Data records
==*==

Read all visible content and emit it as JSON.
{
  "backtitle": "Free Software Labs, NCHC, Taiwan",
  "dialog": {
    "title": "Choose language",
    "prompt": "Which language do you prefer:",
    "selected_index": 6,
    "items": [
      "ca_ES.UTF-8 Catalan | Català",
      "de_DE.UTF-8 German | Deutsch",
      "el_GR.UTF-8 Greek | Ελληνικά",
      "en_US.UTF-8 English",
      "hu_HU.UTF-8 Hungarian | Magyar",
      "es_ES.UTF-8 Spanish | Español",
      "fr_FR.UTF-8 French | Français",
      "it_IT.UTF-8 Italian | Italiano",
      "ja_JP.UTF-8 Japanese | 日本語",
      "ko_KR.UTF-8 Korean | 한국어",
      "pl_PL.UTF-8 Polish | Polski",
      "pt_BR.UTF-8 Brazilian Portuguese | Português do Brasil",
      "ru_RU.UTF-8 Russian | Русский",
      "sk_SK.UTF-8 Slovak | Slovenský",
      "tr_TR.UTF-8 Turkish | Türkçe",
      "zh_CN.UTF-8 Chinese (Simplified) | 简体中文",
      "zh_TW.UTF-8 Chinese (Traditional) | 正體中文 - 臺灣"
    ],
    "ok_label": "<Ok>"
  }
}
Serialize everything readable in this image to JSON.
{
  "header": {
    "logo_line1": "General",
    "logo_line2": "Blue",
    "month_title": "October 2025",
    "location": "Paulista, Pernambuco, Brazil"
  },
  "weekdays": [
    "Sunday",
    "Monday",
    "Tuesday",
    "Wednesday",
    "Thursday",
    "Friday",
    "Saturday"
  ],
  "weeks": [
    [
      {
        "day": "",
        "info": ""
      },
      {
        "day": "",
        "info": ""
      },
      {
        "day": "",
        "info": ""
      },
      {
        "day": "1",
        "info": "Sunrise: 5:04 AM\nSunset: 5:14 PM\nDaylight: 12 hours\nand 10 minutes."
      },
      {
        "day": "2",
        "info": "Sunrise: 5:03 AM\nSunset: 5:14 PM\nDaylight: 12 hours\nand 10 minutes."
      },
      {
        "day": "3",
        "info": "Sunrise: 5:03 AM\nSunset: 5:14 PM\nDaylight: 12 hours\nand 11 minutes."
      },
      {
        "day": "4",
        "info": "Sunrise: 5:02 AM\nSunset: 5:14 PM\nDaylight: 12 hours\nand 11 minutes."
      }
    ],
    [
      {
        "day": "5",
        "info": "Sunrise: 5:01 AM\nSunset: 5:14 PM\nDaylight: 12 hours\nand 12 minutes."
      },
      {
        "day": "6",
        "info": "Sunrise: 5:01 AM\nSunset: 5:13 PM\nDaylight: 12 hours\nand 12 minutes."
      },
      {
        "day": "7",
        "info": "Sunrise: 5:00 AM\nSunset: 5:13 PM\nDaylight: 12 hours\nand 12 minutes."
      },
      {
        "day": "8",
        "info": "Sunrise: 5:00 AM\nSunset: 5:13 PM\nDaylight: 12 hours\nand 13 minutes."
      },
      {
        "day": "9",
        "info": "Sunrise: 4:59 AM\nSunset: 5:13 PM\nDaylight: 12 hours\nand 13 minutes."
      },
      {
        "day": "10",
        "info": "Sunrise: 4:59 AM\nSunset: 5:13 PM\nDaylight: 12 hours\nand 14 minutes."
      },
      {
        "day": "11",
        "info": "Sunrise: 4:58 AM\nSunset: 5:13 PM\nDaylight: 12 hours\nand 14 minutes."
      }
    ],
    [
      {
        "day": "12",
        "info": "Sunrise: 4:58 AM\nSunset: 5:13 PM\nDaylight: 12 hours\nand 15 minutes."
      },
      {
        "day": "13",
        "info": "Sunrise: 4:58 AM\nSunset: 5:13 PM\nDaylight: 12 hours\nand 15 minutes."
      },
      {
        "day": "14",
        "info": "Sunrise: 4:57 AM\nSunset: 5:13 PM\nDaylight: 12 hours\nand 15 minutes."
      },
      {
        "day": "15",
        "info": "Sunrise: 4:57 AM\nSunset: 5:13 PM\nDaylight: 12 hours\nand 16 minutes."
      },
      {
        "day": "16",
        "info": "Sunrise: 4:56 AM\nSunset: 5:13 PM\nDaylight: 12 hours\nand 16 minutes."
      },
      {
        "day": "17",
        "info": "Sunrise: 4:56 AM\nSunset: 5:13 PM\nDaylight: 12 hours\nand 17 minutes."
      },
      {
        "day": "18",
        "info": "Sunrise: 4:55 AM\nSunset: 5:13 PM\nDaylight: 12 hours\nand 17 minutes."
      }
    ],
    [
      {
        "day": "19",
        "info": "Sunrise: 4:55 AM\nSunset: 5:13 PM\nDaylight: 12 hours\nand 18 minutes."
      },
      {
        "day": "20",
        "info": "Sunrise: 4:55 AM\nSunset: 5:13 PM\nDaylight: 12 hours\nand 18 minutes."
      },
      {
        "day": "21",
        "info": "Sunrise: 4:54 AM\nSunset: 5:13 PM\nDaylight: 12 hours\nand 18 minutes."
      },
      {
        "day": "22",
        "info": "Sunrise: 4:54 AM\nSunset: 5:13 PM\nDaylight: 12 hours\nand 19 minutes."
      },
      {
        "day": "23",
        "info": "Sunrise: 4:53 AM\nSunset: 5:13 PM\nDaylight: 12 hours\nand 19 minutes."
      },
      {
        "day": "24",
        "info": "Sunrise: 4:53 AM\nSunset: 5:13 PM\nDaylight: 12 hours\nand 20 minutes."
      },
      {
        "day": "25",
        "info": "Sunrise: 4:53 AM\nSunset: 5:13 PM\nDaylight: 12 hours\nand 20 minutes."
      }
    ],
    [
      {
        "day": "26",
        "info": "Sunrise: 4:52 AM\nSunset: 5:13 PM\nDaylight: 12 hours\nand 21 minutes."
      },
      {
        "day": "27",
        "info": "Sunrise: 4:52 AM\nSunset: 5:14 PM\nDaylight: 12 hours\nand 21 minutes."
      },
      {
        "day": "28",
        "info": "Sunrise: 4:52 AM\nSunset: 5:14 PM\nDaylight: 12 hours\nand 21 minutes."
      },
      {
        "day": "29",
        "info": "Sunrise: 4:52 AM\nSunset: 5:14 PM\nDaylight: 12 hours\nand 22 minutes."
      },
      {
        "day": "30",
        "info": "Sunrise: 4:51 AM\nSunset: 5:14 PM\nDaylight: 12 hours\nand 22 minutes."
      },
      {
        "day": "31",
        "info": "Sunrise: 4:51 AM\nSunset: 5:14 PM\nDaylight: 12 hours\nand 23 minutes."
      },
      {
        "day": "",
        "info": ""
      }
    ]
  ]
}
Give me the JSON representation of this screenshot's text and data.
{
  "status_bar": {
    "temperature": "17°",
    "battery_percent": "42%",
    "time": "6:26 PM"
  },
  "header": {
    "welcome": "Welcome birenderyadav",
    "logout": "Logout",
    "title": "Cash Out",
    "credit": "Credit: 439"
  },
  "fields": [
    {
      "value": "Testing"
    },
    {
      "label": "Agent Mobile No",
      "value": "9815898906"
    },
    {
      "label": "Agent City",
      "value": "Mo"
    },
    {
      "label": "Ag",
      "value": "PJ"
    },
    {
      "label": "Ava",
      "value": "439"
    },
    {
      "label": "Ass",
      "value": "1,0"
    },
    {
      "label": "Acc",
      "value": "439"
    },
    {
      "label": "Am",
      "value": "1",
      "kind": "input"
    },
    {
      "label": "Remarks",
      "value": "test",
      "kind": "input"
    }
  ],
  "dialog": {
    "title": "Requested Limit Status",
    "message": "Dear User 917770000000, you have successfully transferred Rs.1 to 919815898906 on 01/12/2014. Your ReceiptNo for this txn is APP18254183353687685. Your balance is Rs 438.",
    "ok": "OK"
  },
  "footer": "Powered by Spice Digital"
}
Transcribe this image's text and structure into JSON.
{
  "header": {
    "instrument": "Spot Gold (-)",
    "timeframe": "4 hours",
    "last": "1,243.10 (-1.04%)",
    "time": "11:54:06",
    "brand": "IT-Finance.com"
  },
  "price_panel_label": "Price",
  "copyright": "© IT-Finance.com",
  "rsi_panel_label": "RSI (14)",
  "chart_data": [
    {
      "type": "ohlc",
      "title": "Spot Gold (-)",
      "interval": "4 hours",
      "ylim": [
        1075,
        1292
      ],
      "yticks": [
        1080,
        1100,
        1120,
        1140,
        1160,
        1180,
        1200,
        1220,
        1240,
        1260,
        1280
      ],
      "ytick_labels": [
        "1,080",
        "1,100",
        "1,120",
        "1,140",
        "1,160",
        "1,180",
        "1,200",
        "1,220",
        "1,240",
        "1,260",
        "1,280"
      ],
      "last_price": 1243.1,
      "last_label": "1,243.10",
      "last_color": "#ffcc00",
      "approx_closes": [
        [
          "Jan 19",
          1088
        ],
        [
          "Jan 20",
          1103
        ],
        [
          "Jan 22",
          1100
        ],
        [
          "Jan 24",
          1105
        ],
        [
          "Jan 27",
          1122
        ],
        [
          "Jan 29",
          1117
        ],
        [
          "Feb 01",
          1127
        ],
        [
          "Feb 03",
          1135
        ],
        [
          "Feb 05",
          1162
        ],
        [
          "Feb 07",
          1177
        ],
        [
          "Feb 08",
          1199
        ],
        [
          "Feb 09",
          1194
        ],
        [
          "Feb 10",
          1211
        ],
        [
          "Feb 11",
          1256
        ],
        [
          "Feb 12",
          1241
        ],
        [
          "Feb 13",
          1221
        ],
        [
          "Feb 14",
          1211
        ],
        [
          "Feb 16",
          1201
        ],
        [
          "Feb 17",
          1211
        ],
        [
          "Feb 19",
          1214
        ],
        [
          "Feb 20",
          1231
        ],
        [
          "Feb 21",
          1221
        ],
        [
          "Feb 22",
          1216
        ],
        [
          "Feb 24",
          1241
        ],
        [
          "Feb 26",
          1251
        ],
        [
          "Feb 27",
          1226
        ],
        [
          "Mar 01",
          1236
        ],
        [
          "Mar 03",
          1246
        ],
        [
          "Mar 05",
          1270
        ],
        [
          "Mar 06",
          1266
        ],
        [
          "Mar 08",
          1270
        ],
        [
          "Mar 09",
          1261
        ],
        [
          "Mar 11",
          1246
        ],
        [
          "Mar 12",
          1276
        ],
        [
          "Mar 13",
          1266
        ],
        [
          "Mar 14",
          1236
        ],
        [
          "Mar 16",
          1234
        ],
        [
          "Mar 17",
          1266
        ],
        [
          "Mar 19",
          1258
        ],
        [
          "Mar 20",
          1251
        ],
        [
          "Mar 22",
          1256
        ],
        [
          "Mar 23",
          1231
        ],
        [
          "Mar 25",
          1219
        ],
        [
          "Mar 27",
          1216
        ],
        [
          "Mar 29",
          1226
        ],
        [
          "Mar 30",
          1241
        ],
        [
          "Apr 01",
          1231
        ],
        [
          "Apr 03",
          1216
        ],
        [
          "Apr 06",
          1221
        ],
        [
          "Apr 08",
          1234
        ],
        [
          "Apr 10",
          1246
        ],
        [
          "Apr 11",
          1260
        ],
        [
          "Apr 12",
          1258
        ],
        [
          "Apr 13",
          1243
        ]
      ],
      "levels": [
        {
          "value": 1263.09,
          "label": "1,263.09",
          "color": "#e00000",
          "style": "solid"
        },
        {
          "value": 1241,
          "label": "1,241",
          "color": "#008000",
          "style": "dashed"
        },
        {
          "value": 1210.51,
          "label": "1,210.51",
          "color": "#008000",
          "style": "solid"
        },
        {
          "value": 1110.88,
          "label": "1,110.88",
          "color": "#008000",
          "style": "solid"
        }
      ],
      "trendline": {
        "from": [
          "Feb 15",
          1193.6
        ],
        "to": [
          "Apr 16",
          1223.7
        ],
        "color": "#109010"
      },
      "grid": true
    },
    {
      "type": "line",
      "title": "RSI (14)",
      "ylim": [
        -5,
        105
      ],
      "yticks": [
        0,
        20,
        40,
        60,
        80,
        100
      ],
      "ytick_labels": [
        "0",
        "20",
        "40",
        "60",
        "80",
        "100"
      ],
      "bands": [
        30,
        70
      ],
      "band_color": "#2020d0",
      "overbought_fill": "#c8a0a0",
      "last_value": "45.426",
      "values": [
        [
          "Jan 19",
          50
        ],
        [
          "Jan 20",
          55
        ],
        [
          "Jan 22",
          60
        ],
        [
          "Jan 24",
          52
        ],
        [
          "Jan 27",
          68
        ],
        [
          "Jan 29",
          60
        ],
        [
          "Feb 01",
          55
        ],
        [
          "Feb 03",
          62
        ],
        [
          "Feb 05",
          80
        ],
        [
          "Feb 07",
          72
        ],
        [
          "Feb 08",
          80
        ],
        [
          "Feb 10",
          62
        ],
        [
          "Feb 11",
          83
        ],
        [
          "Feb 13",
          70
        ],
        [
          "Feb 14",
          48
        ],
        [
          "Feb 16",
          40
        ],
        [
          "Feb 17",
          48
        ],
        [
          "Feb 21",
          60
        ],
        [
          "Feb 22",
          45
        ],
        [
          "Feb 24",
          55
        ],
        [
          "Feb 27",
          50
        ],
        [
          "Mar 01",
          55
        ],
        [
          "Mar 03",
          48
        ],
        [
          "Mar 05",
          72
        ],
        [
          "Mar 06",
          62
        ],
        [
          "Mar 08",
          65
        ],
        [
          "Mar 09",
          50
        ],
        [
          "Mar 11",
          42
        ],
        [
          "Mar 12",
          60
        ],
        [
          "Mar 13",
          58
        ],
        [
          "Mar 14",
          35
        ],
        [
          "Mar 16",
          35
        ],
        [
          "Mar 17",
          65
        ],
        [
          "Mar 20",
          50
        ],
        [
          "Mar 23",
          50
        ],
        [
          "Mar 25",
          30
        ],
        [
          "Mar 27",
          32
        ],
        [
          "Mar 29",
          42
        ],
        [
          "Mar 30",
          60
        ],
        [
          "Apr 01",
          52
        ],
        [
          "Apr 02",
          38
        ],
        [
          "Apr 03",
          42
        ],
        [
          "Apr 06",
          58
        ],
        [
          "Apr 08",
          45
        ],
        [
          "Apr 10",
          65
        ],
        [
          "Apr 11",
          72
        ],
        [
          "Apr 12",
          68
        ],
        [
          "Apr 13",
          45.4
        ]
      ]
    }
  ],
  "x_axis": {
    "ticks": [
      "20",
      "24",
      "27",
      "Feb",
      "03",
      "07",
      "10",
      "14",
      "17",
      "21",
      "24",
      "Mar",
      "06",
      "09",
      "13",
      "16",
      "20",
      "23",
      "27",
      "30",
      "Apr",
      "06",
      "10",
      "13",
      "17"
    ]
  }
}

==*==

JOB >> Reproduce each line of the entries in which the word "text" is found.

RESULT FOR THIS TASK >>
Give me the JSON representation of this screenshot's text and data.
Transcribe this image's text and structure into JSON.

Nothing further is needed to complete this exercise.